══ RECORDS FOR THE EXERCISE

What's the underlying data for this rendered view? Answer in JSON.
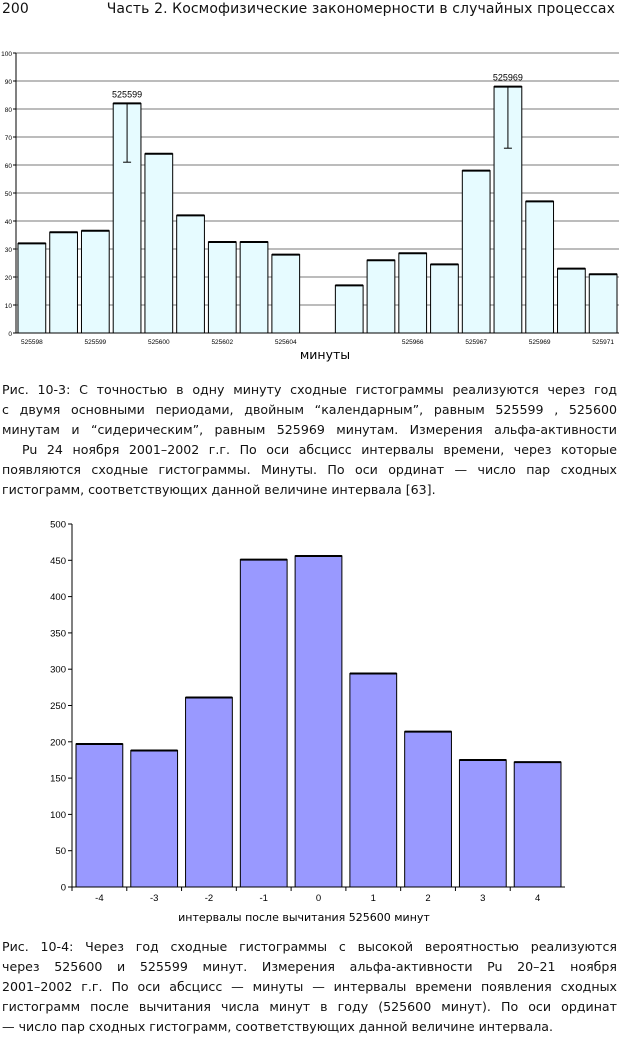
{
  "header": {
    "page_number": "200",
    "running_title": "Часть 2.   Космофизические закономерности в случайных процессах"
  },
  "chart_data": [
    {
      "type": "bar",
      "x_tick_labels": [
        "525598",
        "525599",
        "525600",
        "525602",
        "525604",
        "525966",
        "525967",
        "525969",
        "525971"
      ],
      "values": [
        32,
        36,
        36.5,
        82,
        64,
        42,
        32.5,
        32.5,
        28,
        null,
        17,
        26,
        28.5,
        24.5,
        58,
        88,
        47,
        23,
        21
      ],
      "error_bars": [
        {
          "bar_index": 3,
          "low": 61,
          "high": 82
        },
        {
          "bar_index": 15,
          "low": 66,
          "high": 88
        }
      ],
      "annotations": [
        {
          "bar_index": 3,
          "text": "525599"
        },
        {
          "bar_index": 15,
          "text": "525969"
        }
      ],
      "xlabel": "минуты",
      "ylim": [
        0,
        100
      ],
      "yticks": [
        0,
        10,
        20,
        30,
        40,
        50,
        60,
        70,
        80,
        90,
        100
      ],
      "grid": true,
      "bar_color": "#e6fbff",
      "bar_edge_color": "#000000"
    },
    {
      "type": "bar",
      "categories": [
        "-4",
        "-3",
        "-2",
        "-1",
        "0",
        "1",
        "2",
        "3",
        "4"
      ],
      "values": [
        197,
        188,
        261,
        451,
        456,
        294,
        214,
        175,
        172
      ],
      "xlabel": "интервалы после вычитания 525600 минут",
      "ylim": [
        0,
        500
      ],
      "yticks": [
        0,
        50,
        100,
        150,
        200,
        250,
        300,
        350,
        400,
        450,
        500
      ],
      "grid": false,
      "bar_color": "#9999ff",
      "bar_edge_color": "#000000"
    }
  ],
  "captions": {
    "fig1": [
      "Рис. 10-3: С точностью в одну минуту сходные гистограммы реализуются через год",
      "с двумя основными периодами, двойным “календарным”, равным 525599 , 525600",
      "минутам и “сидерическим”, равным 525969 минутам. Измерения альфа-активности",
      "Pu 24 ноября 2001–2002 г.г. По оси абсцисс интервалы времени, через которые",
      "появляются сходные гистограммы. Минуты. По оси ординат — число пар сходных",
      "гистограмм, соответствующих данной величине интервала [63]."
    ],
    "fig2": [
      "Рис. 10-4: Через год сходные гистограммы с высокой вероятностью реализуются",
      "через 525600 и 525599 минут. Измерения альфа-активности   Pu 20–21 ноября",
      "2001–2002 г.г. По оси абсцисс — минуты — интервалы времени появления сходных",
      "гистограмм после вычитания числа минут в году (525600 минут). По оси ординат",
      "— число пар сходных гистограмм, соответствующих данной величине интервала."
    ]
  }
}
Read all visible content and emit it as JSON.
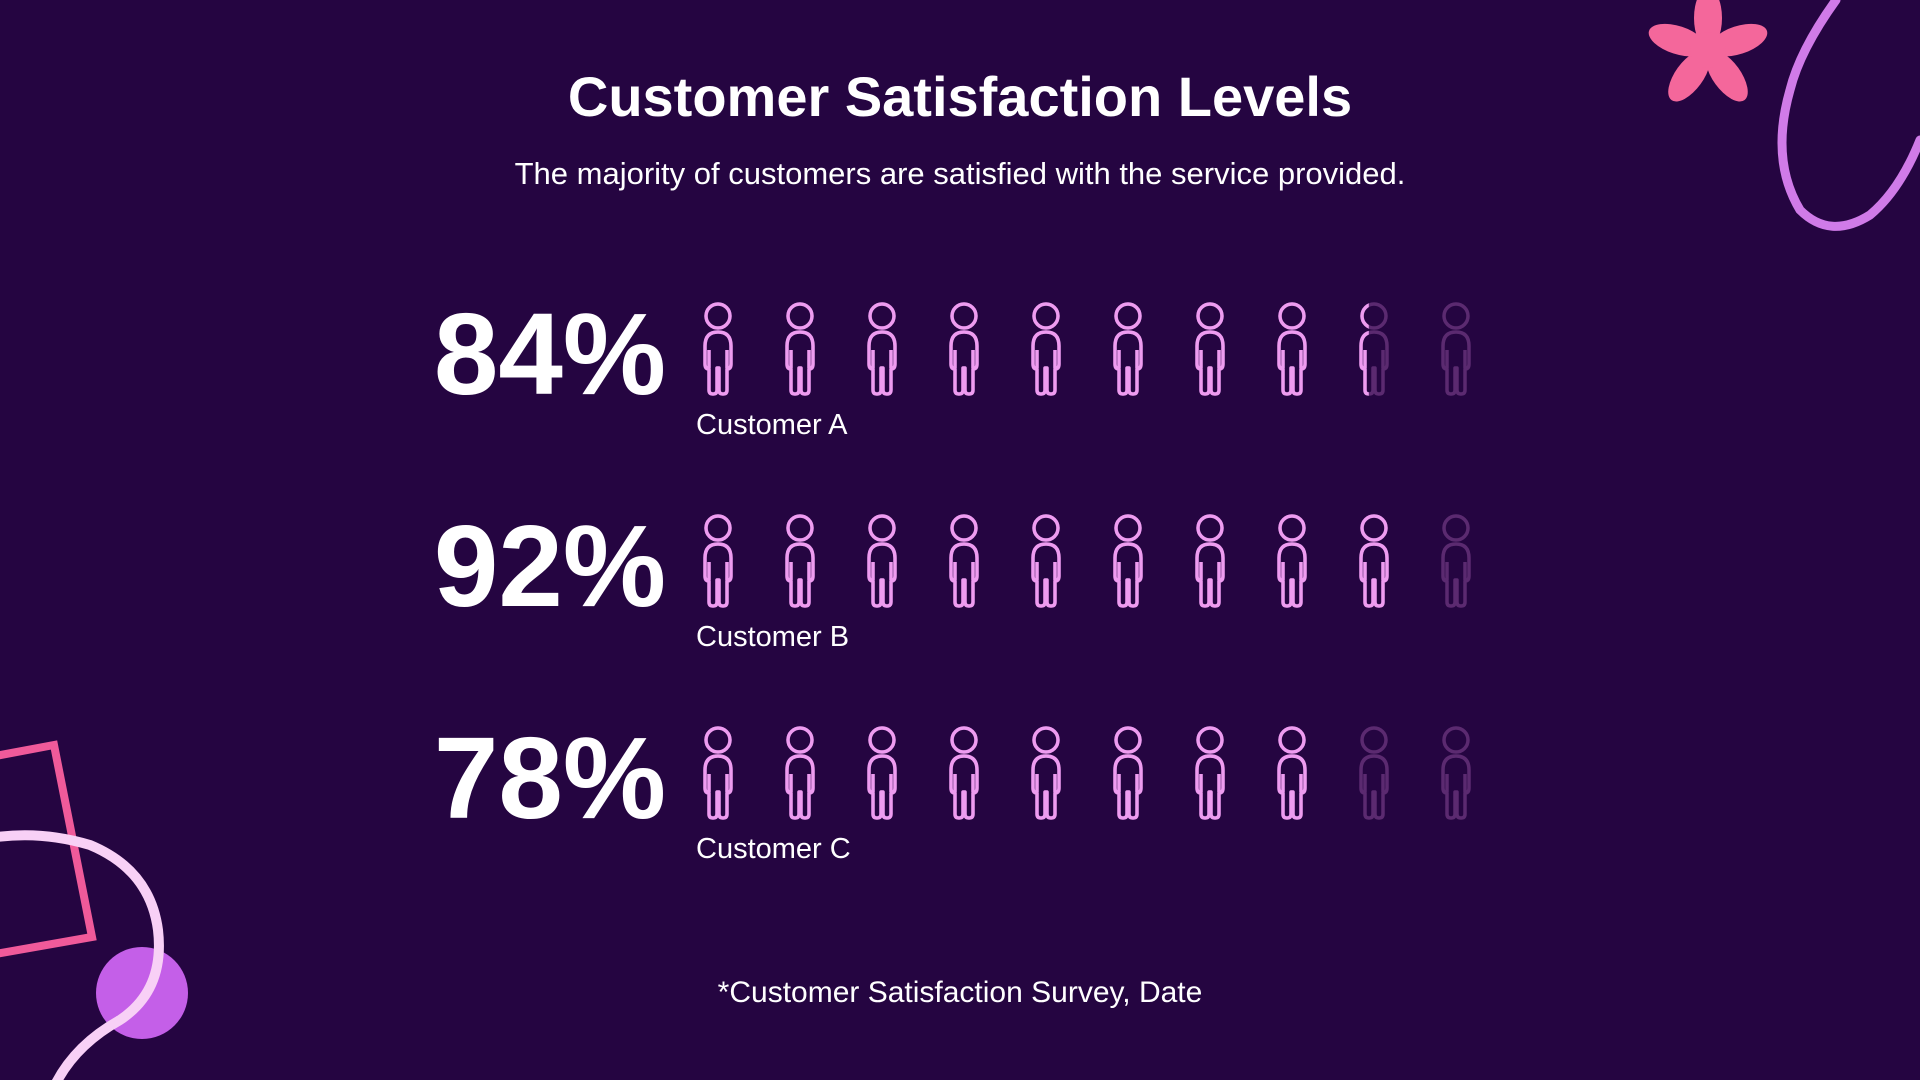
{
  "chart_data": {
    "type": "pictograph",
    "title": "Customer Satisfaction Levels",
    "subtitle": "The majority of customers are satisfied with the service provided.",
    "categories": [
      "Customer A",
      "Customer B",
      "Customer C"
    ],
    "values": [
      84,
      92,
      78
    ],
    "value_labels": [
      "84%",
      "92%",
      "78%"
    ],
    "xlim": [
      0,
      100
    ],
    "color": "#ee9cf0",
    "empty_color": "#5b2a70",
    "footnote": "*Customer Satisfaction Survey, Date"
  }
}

════

### SET TASK
Nothing but the lines from the one holding "Read all visible content and emit it as JSON." to the end of the entries above should be echoed, exactly and with both ends included; omit the pictures.

### REPLY TO THE EXERCISE
Read all visible content and emit it as JSON.
{
  "chart_data": {
    "type": "pictograph",
    "title": "Customer Satisfaction Levels",
    "subtitle": "The majority of customers are satisfied with the service provided.",
    "categories": [
      "Customer A",
      "Customer B",
      "Customer C"
    ],
    "values": [
      84,
      92,
      78
    ],
    "value_labels": [
      "84%",
      "92%",
      "78%"
    ],
    "xlim": [
      0,
      100
    ],
    "color": "#ee9cf0",
    "empty_color": "#5b2a70",
    "footnote": "*Customer Satisfaction Survey, Date"
  }
}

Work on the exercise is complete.